| WHAT TO WORK ON |
#1 In the std::shuffle patch thread, by what percentage did the patch reduce the testcase's runtime on Eelis's machine?
#2 Carry on the std::shuffle patch thread from its final line onward.

=== PASSAGE TO READ ===

Eelis May 25, 2016, 5:12 p.m. UTC | #1
>>> On 2016-05-01 16:18, Eelis wrote:
>>>> The attached patch optimizes std::shuffle for the very common case
>>>> where the generator range is large enough that a single invocation
>>>> can produce two swap positions.
>>>>
>>>> This reduces the runtime of the following testcase by 37% on my machine:

Gentle ping. :)  Did anyone get a chance to take a look at this?

Does the idea seem sound? Does the implementation seem correct?

Thanks,

Eelis
Jonathan Wakely Aug. 31, 2016, 12:45 p.m. UTC | #2
On 03/05/16 16:42 +0200, Eelis van der Weegen wrote:
>Ah, thanks, I forgot to re-attach when I sent to include the libstdc++ list.
>
>On 2016-05-03 14:38, Jonathan Wakely wrote:
>>ENOPATCH
>>
>>On 1 May 2016 at 15:21, Eelis <eelis@eelis.net> wrote:
>>>Sorry, forgot to include the libstdc++ list.
>>>
>>>On 2016-05-01 16:18, Eelis wrote:
>>>>
>>>>Hi,
>>>>
>>>>The attached patch optimizes std::shuffle for the very common case
>>>>where the generator range is large enough that a single invocation
>>>>can produce two swap positions.
>>>>
>>>>This reduces the runtime of the following testcase by 37% on my machine:
>>>>
>>>>      int main()
>>>>      {
>>>>          std::mt19937 gen;
>>>>
>>>>          std::vector<int> v;
>>>>          v.reserve(10000);
>>>>          for (int i = 0; i != 10000; ++i)

=== DATA SUPPLIED ===

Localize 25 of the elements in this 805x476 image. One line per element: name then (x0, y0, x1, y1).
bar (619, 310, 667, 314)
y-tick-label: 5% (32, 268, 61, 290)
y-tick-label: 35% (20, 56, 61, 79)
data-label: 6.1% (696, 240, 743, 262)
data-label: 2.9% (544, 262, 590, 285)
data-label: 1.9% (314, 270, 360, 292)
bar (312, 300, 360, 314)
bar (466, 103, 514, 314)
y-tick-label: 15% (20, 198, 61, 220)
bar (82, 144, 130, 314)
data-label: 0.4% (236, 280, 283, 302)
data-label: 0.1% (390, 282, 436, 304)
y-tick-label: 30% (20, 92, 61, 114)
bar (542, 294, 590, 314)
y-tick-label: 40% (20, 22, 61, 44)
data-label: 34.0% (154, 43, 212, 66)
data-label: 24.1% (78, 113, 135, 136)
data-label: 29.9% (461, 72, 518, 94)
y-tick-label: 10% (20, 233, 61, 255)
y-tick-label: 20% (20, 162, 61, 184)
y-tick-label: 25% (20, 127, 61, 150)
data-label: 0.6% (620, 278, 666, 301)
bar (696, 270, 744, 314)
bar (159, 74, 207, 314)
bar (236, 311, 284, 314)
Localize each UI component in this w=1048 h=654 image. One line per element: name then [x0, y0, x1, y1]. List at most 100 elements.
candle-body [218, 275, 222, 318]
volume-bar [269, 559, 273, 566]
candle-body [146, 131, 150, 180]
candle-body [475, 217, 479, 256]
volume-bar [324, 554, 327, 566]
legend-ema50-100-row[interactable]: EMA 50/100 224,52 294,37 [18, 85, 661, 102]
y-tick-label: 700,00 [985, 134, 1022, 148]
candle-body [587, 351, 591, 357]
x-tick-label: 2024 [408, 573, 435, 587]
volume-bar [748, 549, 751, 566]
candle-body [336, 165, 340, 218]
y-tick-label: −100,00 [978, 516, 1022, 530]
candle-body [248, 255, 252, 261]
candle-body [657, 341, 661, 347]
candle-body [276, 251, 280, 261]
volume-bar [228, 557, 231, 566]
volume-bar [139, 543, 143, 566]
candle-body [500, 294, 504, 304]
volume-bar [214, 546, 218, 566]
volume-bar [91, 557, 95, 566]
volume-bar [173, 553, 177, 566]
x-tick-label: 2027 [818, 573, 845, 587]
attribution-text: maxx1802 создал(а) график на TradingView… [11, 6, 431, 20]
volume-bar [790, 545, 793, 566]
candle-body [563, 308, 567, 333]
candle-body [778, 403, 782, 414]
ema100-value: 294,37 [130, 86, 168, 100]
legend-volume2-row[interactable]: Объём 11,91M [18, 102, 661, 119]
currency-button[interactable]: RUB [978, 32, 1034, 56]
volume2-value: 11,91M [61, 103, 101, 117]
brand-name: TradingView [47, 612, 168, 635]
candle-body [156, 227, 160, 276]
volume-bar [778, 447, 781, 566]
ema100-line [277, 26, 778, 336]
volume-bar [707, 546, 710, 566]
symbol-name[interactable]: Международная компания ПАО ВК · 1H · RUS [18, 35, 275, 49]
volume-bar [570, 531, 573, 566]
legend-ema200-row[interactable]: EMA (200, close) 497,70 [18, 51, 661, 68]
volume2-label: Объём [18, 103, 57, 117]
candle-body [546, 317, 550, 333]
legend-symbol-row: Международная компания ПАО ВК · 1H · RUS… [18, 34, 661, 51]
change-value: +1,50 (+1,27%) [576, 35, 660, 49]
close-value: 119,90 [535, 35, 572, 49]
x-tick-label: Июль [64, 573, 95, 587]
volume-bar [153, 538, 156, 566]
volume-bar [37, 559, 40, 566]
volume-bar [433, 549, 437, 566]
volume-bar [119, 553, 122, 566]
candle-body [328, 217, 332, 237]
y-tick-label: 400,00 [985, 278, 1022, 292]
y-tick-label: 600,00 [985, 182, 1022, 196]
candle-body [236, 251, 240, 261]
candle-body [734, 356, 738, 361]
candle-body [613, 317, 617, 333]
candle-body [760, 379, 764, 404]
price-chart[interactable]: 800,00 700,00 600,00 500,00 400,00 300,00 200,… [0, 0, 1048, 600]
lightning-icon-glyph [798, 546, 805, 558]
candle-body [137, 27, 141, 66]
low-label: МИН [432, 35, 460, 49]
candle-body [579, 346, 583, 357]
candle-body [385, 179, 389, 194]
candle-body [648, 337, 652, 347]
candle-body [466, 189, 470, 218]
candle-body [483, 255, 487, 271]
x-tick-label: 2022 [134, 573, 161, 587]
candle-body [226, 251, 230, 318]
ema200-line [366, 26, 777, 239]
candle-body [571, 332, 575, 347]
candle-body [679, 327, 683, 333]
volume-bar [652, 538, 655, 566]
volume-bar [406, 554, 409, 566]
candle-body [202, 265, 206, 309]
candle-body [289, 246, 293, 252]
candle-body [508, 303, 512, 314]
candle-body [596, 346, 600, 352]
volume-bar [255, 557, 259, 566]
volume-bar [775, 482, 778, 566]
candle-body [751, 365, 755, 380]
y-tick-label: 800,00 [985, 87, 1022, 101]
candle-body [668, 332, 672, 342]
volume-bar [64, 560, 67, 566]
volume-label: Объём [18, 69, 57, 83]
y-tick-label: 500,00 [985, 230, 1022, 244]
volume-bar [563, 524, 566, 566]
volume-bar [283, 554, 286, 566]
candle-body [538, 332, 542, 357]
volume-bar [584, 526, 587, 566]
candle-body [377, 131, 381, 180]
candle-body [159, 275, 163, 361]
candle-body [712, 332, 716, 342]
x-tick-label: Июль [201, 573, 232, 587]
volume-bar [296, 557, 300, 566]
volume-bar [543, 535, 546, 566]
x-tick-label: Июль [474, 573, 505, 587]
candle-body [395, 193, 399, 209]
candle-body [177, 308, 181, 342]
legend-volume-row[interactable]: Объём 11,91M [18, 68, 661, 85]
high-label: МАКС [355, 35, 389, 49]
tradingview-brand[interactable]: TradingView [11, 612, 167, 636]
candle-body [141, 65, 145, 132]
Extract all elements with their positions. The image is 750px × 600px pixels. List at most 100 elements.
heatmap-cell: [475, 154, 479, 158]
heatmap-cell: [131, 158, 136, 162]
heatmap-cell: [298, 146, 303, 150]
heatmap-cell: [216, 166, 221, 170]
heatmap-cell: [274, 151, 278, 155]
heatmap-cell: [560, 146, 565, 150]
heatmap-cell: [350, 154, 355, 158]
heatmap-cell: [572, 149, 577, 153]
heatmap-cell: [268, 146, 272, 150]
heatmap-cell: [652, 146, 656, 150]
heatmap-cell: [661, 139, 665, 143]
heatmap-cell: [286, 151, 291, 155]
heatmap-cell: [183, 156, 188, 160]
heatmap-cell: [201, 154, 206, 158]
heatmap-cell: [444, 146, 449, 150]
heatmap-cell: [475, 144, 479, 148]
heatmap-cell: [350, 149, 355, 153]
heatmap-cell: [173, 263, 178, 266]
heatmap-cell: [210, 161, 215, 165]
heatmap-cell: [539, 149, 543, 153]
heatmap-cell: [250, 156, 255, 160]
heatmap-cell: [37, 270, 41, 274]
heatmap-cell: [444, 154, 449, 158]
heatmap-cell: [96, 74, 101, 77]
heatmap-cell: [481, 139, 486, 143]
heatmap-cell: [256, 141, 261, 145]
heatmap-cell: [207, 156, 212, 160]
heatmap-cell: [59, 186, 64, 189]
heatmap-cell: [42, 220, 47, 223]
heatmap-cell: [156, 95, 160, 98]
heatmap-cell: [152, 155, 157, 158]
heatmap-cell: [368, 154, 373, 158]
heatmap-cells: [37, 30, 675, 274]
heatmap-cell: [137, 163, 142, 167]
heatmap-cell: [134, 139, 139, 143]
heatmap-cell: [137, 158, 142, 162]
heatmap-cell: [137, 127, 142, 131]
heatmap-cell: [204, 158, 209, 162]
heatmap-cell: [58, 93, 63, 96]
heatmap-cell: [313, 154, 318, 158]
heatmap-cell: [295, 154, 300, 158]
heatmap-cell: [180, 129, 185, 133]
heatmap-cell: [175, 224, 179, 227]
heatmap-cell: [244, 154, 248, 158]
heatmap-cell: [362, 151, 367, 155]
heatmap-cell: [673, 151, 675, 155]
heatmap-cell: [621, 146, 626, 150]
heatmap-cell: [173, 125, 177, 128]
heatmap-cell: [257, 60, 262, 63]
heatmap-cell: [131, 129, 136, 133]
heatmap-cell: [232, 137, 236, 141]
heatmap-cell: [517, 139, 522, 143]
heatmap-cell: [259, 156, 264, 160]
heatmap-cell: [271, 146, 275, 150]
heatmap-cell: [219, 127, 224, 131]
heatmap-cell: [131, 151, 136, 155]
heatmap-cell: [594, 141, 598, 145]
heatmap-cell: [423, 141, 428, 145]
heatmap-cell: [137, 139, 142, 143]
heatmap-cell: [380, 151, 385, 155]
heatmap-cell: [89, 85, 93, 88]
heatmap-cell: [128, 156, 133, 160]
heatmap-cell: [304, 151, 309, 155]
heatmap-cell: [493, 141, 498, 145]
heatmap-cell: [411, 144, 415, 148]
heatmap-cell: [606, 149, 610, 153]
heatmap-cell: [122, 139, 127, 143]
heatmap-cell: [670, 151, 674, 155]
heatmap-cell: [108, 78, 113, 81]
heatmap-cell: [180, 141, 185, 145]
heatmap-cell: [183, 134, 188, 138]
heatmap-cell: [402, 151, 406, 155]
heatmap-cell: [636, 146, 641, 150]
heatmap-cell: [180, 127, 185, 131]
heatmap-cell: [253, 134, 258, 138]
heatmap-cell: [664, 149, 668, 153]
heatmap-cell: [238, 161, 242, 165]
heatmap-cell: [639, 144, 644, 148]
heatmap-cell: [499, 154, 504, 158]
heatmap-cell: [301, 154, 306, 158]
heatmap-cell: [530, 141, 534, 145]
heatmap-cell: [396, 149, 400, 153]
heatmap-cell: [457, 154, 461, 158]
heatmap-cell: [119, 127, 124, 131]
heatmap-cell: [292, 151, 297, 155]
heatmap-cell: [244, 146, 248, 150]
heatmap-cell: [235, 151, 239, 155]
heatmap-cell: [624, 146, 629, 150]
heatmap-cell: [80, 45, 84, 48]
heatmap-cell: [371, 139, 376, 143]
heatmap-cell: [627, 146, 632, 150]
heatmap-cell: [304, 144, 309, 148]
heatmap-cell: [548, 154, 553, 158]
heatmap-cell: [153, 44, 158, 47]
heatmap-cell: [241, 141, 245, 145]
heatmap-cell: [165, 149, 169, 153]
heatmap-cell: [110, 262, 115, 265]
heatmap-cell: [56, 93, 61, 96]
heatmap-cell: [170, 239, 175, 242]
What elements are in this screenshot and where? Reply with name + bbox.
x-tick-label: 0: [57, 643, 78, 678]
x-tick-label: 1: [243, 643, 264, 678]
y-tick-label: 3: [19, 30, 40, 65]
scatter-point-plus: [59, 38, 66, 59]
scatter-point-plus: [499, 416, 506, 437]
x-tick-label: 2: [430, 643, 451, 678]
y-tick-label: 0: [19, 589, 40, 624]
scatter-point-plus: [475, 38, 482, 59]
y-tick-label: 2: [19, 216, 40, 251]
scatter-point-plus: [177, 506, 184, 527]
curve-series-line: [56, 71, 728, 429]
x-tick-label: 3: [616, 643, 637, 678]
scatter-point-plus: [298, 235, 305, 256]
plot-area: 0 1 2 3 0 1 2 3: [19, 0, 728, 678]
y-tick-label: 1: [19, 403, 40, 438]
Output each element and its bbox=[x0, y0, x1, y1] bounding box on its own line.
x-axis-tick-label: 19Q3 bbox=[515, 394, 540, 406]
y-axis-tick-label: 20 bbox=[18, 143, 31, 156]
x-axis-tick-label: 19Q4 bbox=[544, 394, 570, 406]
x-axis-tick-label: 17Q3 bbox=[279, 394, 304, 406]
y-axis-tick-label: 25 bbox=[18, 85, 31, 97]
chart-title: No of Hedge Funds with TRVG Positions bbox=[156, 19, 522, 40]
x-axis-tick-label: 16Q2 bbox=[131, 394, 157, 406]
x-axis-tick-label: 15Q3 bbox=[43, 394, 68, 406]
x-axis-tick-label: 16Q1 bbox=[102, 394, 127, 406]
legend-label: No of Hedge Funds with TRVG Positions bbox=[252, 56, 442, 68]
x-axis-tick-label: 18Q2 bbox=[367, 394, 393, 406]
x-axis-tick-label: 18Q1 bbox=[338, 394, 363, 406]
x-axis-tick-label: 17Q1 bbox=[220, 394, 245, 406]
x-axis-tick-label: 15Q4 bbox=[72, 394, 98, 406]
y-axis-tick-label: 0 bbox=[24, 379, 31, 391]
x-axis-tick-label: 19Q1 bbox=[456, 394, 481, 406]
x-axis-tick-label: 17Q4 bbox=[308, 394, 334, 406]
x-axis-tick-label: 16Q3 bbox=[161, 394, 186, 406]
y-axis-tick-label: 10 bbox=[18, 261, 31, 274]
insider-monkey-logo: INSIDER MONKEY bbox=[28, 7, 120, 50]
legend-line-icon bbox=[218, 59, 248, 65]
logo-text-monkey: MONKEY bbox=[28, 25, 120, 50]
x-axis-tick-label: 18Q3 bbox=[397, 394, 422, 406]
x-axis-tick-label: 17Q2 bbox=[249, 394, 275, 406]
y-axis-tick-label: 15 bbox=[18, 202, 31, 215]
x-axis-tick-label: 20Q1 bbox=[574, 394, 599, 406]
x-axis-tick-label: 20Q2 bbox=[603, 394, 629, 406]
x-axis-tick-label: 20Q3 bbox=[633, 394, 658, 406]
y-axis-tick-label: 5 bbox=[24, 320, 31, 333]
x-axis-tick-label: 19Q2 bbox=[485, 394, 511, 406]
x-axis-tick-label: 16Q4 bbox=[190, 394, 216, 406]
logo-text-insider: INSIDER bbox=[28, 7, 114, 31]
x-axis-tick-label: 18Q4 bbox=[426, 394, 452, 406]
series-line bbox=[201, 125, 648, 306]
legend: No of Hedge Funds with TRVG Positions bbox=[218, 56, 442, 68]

===

| ANSWERS TO THE TASKS |
#1 By 37%.

#2
>>>>          {
>>>>              v.push_back(i);
>>>>              std::shuffle(v.begin(), v.end(), gen);
>>>>          }
>>>>
>>>>          std::cout << v.front() << '\n';
>>>>      }
>>>>
>>>>Thoughts?
>>>>
>>>>Thanks,
>>>>
>>>>Eelis
>>>>
>>>
>>>
>

>Index: libstdc++-v3/include/bits/stl_algo.h
>===================================================================
>--- libstdc++-v3/include/bits/stl_algo.h	(revision 235680)
>+++ libstdc++-v3/include/bits/stl_algo.h	(working copy)
>@@ -3708,6 +3708,22 @@
> #endif
> 
> #ifdef _GLIBCXX_USE_C99_STDINT_TR1
>+
>+  template<typename _IntType, typename _UniformRandomNumberGenerator>

We should avoid introducing new names based on "uniform random number
generator" and use _UniformRandomBitGenerator as per
https://wg21.link/p0346r1

>+    inline _IntType
>+    __generate_random_index_below(_IntType __bound, _UniformRandomNumberGenerator& __g)
>+    {
>+      const _IntType __urngrange = __g.max() - __g.min() + 1;

Similarly, let's use __urbgrange here.

>+      const _IntType __scaling = __urngrange / __bound;

I think I'd like either a comment on the function documenting the
assumption about __bound and __g, or an explicit check:

        __glibcxx_assert( __scaling >= __bound );

>+      const _IntType __past = __bound * __scaling;
>+
>+      for (;;)
>+      {
>+	const _IntType __r = _IntType(__g()) - __g.min();
>+	if (__r < __past) return __r / __scaling;

This is basically the same algorithm as uniform_int_distribution so
doesn't introduce any bias, right?

Is this significantly faster than just using
uniform_int_distribution<_IntType>{0, __bound - 1}(__g) so we don't
need to duplicate the logic? (And people maintaining the code won't
reconvince themselves it's correct every time they look at it :-)


>+      }
>+    }
>+
>   /**
>    *  @brief Shuffle the elements of a sequence using a uniform random
>    *         number generator.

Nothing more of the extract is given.